### [EXERCISE AIM]
With the pictures excluded, output only the lines from the one containing "List every element" through the last line of the entries, unchanged.
╭──
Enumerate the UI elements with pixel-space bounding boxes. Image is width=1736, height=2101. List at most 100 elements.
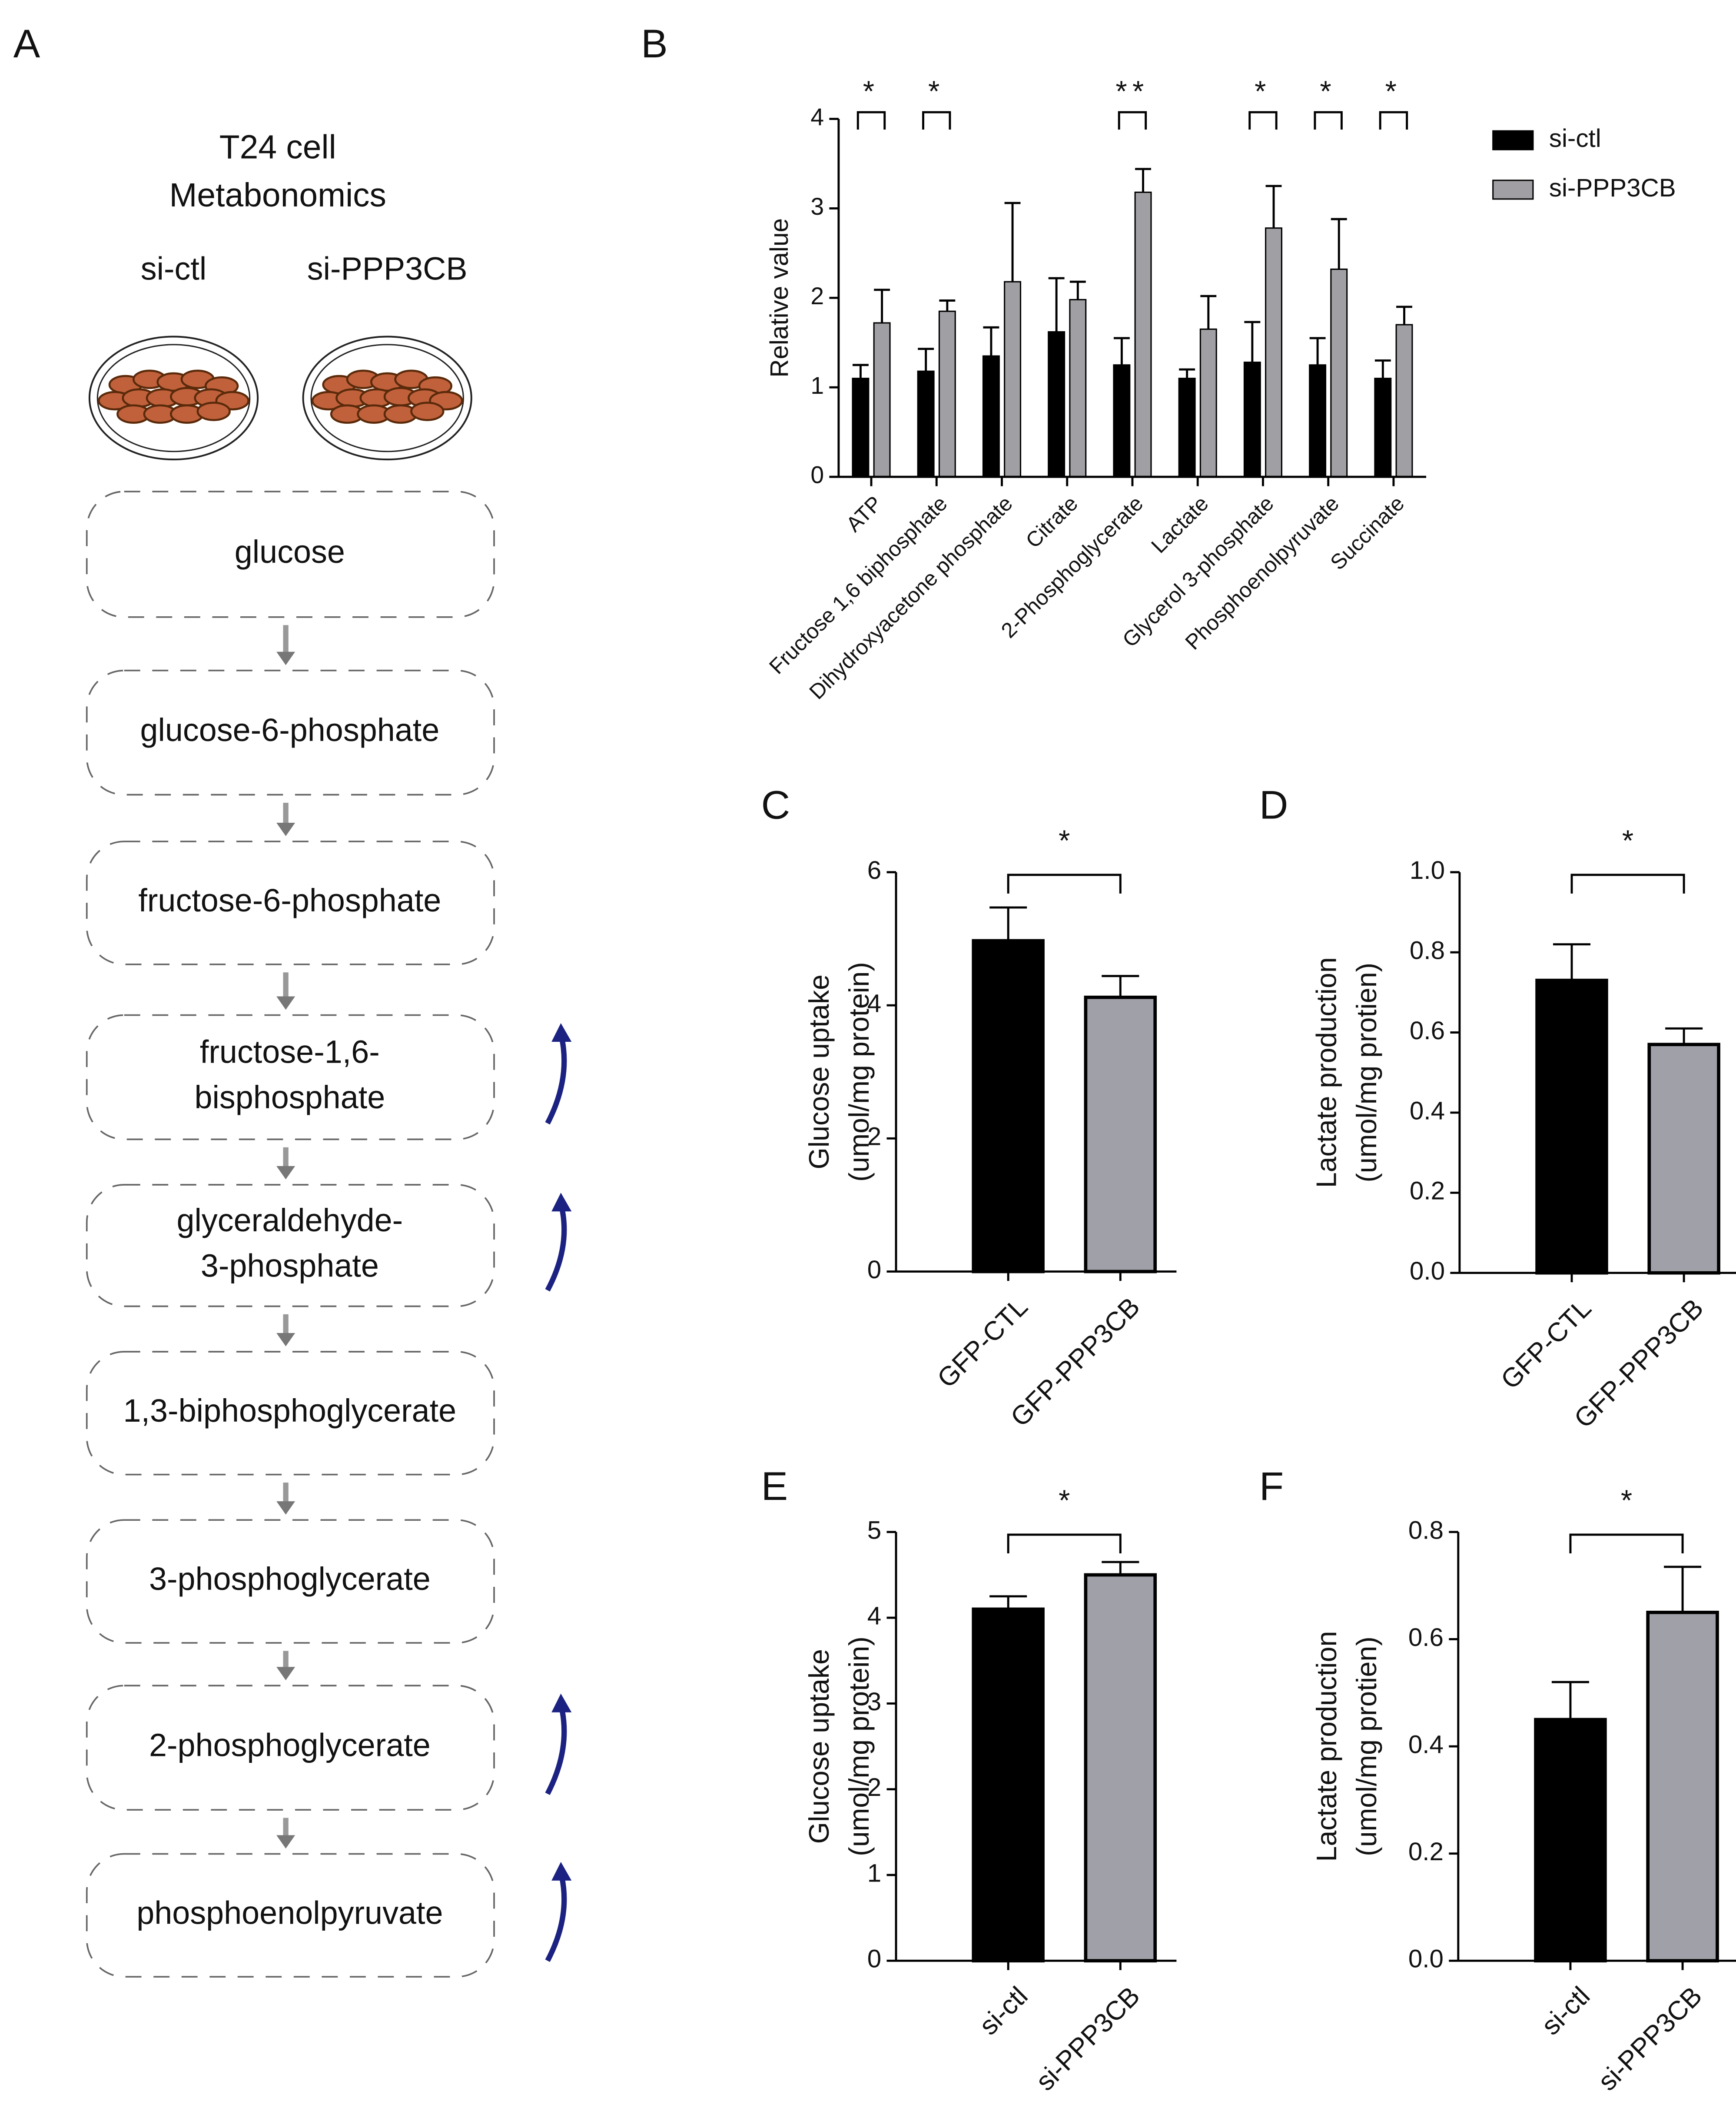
- increase-arrow: [545, 1203, 567, 1292]
- step-label: fructose-1,6-: [200, 1034, 380, 1070]
- group-label: si-ctl: [141, 250, 207, 286]
- y-axis-label: Glucose uptake: [803, 974, 835, 1169]
- bar: [1199, 328, 1217, 478]
- bar: [1534, 1718, 1607, 1963]
- bar: [1309, 364, 1327, 478]
- significance-bracket: [856, 111, 886, 130]
- significance-bracket: [1379, 111, 1408, 130]
- significance-label: *: [928, 75, 945, 108]
- bar: [1084, 995, 1157, 1273]
- panel-label: F: [1259, 1464, 1284, 1509]
- bar: [1265, 227, 1283, 478]
- increase-arrow: [545, 1703, 567, 1795]
- y-tick-label: 0: [867, 1256, 881, 1284]
- significance-label: *: [1621, 1484, 1632, 1517]
- significance-bracket: [1007, 874, 1122, 894]
- flow-arrow-head: [276, 1667, 295, 1680]
- y-axis-label: Lactate production: [1311, 957, 1342, 1188]
- y-axis-label: (umol/mg protein): [843, 962, 875, 1182]
- panel-label: A: [13, 21, 40, 66]
- bar: [1647, 1043, 1720, 1275]
- bar: [1374, 378, 1392, 478]
- y-tick-label: 0.4: [1410, 1097, 1445, 1125]
- step-label: phosphoenolpyruvate: [136, 1895, 443, 1931]
- bar: [1395, 324, 1413, 478]
- step-box: [86, 1184, 495, 1307]
- bar: [1084, 1573, 1157, 1963]
- significance-label: *: [1622, 824, 1633, 857]
- dish: [302, 336, 472, 461]
- significance-label: *: [1059, 1484, 1070, 1517]
- panel-label: B: [641, 21, 668, 66]
- bar: [873, 322, 891, 478]
- bar: [1069, 299, 1087, 478]
- bar: [982, 355, 1000, 478]
- flow-arrow-head: [276, 1835, 295, 1849]
- step-label: 3-phosphate: [201, 1247, 379, 1283]
- flow-arrow-head: [276, 1333, 295, 1346]
- bar: [1113, 364, 1131, 478]
- bar: [1243, 362, 1261, 478]
- y-tick-label: 0.0: [1410, 1257, 1445, 1285]
- diagram-title: Metabonomics: [169, 176, 386, 214]
- panel-label: D: [1259, 783, 1288, 828]
- bar: [852, 378, 870, 478]
- cell: [410, 402, 445, 421]
- significance-bracket: [1570, 874, 1685, 894]
- cell: [196, 402, 231, 421]
- y-tick-label: 0.6: [1410, 1017, 1445, 1045]
- y-tick-label: 2: [867, 1123, 881, 1151]
- y-tick-label: 0.8: [1408, 1516, 1444, 1544]
- legend-swatch: [1492, 180, 1534, 200]
- bar: [1134, 191, 1152, 478]
- panel-label: C: [761, 783, 790, 828]
- flow-arrow-head: [276, 652, 295, 665]
- significance-label: **: [1115, 75, 1149, 108]
- significance-label: *: [1320, 75, 1337, 108]
- increase-arrow: [545, 1033, 567, 1125]
- y-tick-label: 0.2: [1410, 1177, 1445, 1205]
- step-box: [86, 1519, 495, 1644]
- y-axis-label: Lactate production: [1311, 1631, 1342, 1862]
- flow-arrow-head: [276, 823, 295, 836]
- bar: [917, 370, 935, 478]
- y-tick-label: 0.6: [1408, 1623, 1444, 1652]
- y-tick-label: 4: [810, 103, 824, 130]
- bar: [1535, 978, 1608, 1275]
- step-label: 2-phosphoglycerate: [149, 1727, 431, 1763]
- bar: [1646, 1610, 1719, 1963]
- y-tick-label: 0.8: [1410, 937, 1445, 965]
- legend-label: si-ctl: [1549, 124, 1601, 153]
- flow-arrow-head: [276, 1166, 295, 1180]
- y-tick-label: 0.0: [1408, 1945, 1444, 1973]
- y-tick-label: 3: [867, 1688, 881, 1716]
- increase-arrow-head: [551, 1023, 572, 1042]
- significance-bracket: [1248, 111, 1278, 130]
- dish-rim: [96, 344, 251, 452]
- y-axis-label: (umol/mg protien): [1351, 963, 1382, 1183]
- flow-arrow-head: [276, 1501, 295, 1515]
- significance-bracket: [1118, 111, 1147, 130]
- bar: [1178, 378, 1196, 478]
- significance-bracket: [922, 111, 951, 130]
- step-box: [86, 1351, 495, 1476]
- increase-arrow: [545, 1872, 567, 1962]
- y-tick-label: 1: [867, 1859, 881, 1887]
- bar: [1048, 331, 1065, 478]
- significance-bracket: [1569, 1533, 1684, 1554]
- y-tick-label: 4: [867, 989, 881, 1017]
- increase-arrow-head: [551, 1862, 572, 1881]
- y-tick-label: 5: [867, 1516, 881, 1544]
- significance-label: *: [1059, 824, 1070, 857]
- y-tick-label: 0.2: [1408, 1838, 1444, 1866]
- significance-bracket: [1314, 111, 1343, 130]
- legend-swatch: [1492, 130, 1534, 150]
- significance-label: *: [1385, 75, 1402, 108]
- y-tick-label: 1: [810, 372, 824, 399]
- y-tick-label: 3: [810, 193, 824, 220]
- y-tick-label: 1.0: [1410, 856, 1445, 884]
- group-label: si-PPP3CB: [307, 250, 468, 286]
- y-tick-label: 6: [867, 856, 881, 884]
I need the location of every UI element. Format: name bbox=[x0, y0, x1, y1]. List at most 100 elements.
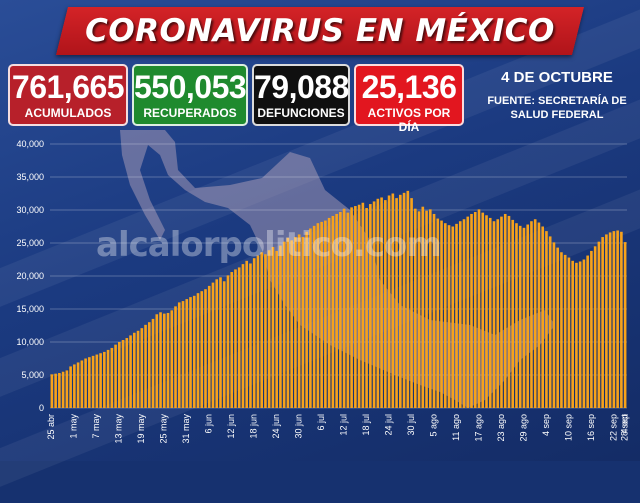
y-tick-label: 30,000 bbox=[16, 205, 44, 215]
bar bbox=[567, 257, 571, 408]
bar bbox=[410, 198, 413, 408]
x-tick-label: 7 may bbox=[91, 414, 101, 439]
stat-active-per-day: 25,136 ACTIVOS POR DÍA bbox=[354, 64, 464, 134]
bar bbox=[73, 364, 76, 408]
bar bbox=[436, 218, 440, 408]
bar bbox=[125, 338, 129, 408]
bar bbox=[207, 285, 211, 408]
bar bbox=[200, 291, 204, 408]
bar bbox=[249, 263, 252, 408]
bar bbox=[305, 231, 308, 408]
bar bbox=[271, 246, 275, 408]
bar bbox=[387, 195, 391, 408]
bar bbox=[503, 213, 507, 408]
bar bbox=[118, 342, 121, 408]
x-tick-label: 19 may bbox=[136, 414, 146, 444]
bar bbox=[234, 269, 237, 408]
bar bbox=[571, 260, 574, 408]
bar bbox=[586, 255, 589, 408]
bar bbox=[324, 220, 327, 408]
bar bbox=[162, 313, 166, 408]
bar bbox=[342, 208, 346, 408]
bar bbox=[76, 362, 80, 408]
bar bbox=[357, 204, 361, 408]
bar bbox=[282, 241, 286, 408]
x-tick-label: 29 ago bbox=[518, 414, 528, 442]
bar bbox=[215, 279, 219, 408]
stat-label: RECUPERADOS bbox=[143, 106, 237, 120]
bar bbox=[230, 272, 234, 408]
bar bbox=[245, 260, 249, 408]
bar bbox=[391, 193, 395, 408]
bar bbox=[530, 221, 533, 408]
bar bbox=[402, 192, 406, 408]
page-title: CORONAVIRUS EN MÉXICO bbox=[85, 13, 555, 49]
bar bbox=[189, 297, 192, 408]
bar bbox=[447, 225, 451, 408]
bar bbox=[406, 190, 410, 408]
bar bbox=[616, 230, 619, 408]
x-tick-label: 10 sep bbox=[563, 414, 573, 441]
bar bbox=[241, 264, 245, 408]
bar bbox=[279, 245, 282, 408]
x-tick-label: 30 jul bbox=[406, 414, 416, 436]
bar bbox=[327, 217, 331, 408]
bar bbox=[204, 289, 207, 408]
bar bbox=[211, 282, 215, 408]
source-line: SALUD FEDERAL bbox=[510, 109, 604, 121]
bar bbox=[54, 373, 57, 408]
bar bbox=[560, 252, 563, 408]
x-tick-label: 18 jun bbox=[249, 414, 259, 439]
bar bbox=[264, 254, 267, 408]
x-tick-label: 11 ago bbox=[451, 414, 461, 441]
x-tick-label: 28 sep bbox=[620, 414, 630, 441]
bar bbox=[563, 254, 567, 408]
bar bbox=[335, 213, 338, 408]
bar bbox=[458, 221, 462, 408]
x-tick-label: 31 may bbox=[181, 414, 191, 444]
y-tick-label: 20,000 bbox=[16, 271, 44, 281]
bar bbox=[620, 231, 623, 408]
x-tick-label: 25 may bbox=[159, 414, 169, 444]
bar bbox=[443, 223, 447, 408]
bar-chart: 0 5,000 10,000 15,000 20,000 25,000 30,000 35,0… bbox=[16, 130, 630, 444]
bar bbox=[623, 242, 627, 408]
bar bbox=[121, 340, 125, 408]
y-tick-label: 10,000 bbox=[16, 337, 44, 347]
bar bbox=[58, 373, 61, 408]
bar bbox=[312, 225, 316, 408]
bar bbox=[166, 312, 170, 408]
bar bbox=[522, 227, 526, 408]
bar bbox=[110, 347, 114, 408]
bar bbox=[417, 211, 421, 408]
bar bbox=[132, 332, 136, 408]
report-date: 4 DE OCTUBRE bbox=[501, 69, 613, 86]
bar bbox=[114, 344, 117, 408]
x-tick-label: 6 jun bbox=[204, 414, 214, 434]
bar bbox=[421, 206, 425, 408]
bar bbox=[196, 293, 200, 408]
bar bbox=[252, 258, 256, 408]
bar bbox=[384, 200, 387, 408]
bar bbox=[556, 247, 559, 408]
y-axis: 0 5,000 10,000 15,000 20,000 25,000 30,000 35,0… bbox=[16, 139, 44, 413]
bar bbox=[492, 221, 496, 408]
x-tick-label: 12 jun bbox=[226, 414, 236, 439]
bar bbox=[365, 208, 368, 408]
bar bbox=[548, 236, 552, 408]
bar bbox=[174, 306, 177, 408]
x-tick-label: 12 jul bbox=[338, 414, 348, 436]
bar bbox=[320, 221, 323, 408]
bar bbox=[466, 216, 470, 408]
bar bbox=[582, 259, 586, 408]
stat-recovered: 550,053 RECUPERADOS bbox=[132, 64, 248, 126]
source-line: FUENTE: SECRETARÍA DE bbox=[487, 95, 627, 107]
bar bbox=[339, 211, 342, 408]
bar bbox=[286, 237, 290, 408]
y-tick-label: 40,000 bbox=[16, 139, 44, 149]
bar bbox=[140, 328, 144, 408]
bars bbox=[50, 190, 627, 408]
bar bbox=[69, 366, 72, 408]
bar bbox=[541, 226, 545, 408]
bar bbox=[399, 194, 402, 408]
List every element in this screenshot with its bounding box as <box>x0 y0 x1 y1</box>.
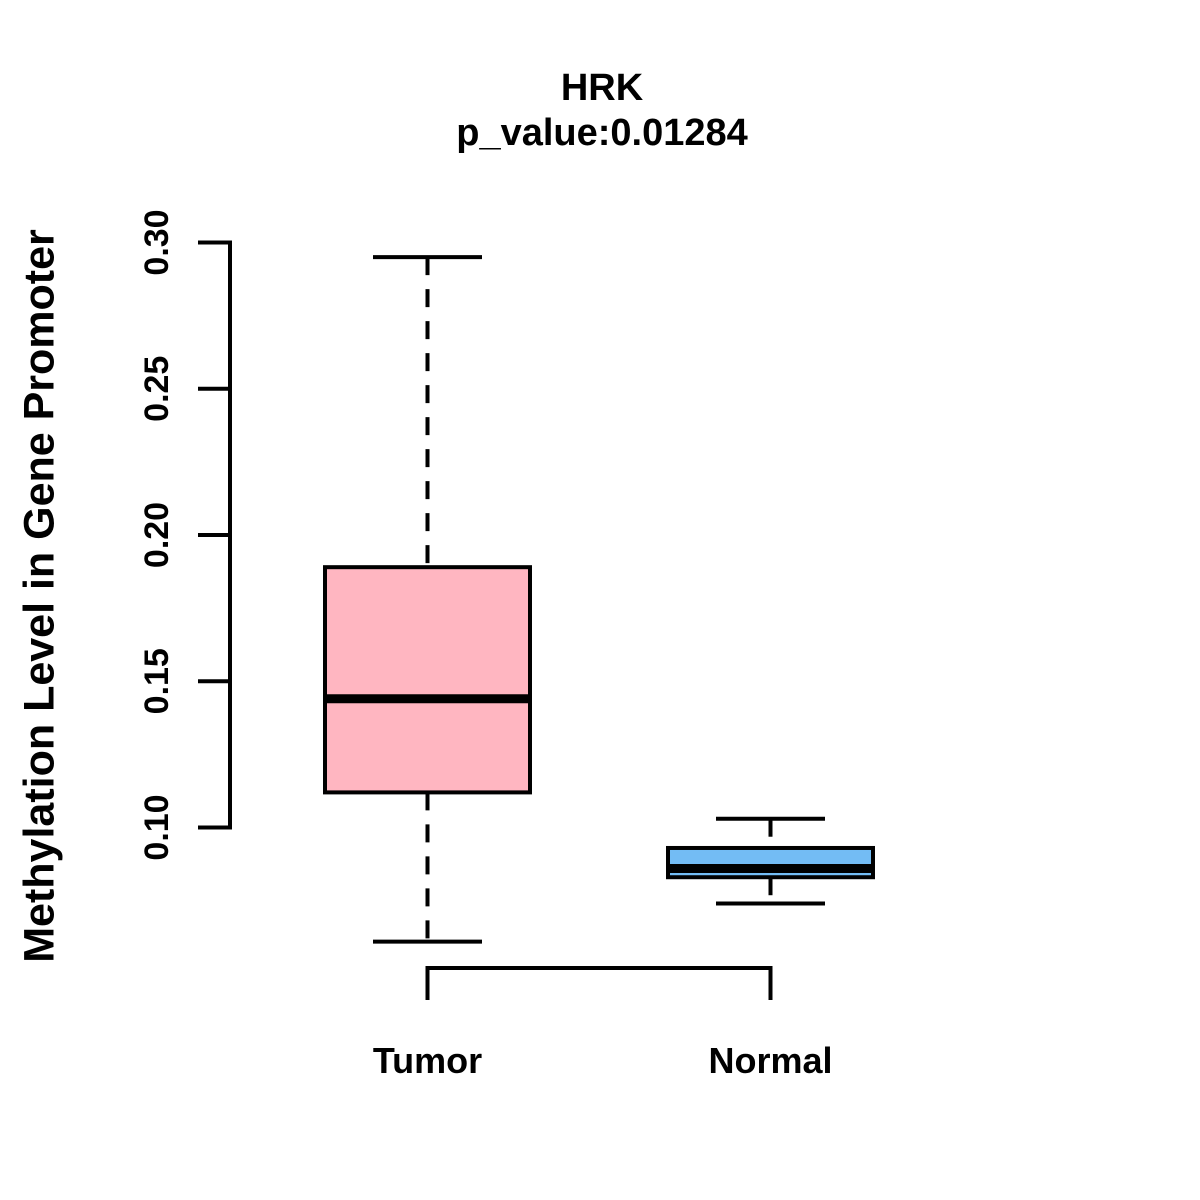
chart-title-block: HRK p_value:0.01284 <box>456 66 748 156</box>
x-label-normal: Normal <box>708 1040 833 1081</box>
group-bracket <box>425 966 773 1000</box>
chart-title-pvalue: p_value:0.01284 <box>456 112 748 154</box>
chart-title-gene: HRK <box>560 67 644 109</box>
iqr-box-tumor <box>323 565 532 795</box>
y-tick-label: 0.20 <box>138 502 176 568</box>
x-label-tumor: Tumor <box>372 1040 483 1081</box>
y-tick-label: 0.25 <box>138 356 176 422</box>
y-tick-label: 0.10 <box>138 794 176 860</box>
y-tick-label: 0.15 <box>138 648 176 714</box>
y-tick-label: 0.30 <box>138 209 176 275</box>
╰──
### [SOLUTION TO THE PROBLEM]
List every element in this screenshot with its bounding box as <box>x0 y0 x1 y1</box>.
chart-title-block: HRK p_value:0.01284 <box>456 66 748 156</box>
x-label-normal: Normal <box>708 1040 833 1081</box>
group-bracket <box>425 966 773 1000</box>
chart-title-pvalue: p_value:0.01284 <box>456 112 748 154</box>
chart-title-gene: HRK <box>560 67 644 109</box>
iqr-box-tumor <box>323 565 532 795</box>
y-tick-label: 0.20 <box>138 502 176 568</box>
x-label-tumor: Tumor <box>372 1040 483 1081</box>
y-tick-label: 0.25 <box>138 356 176 422</box>
y-tick-label: 0.10 <box>138 794 176 860</box>
y-tick-label: 0.15 <box>138 648 176 714</box>
y-tick-label: 0.30 <box>138 209 176 275</box>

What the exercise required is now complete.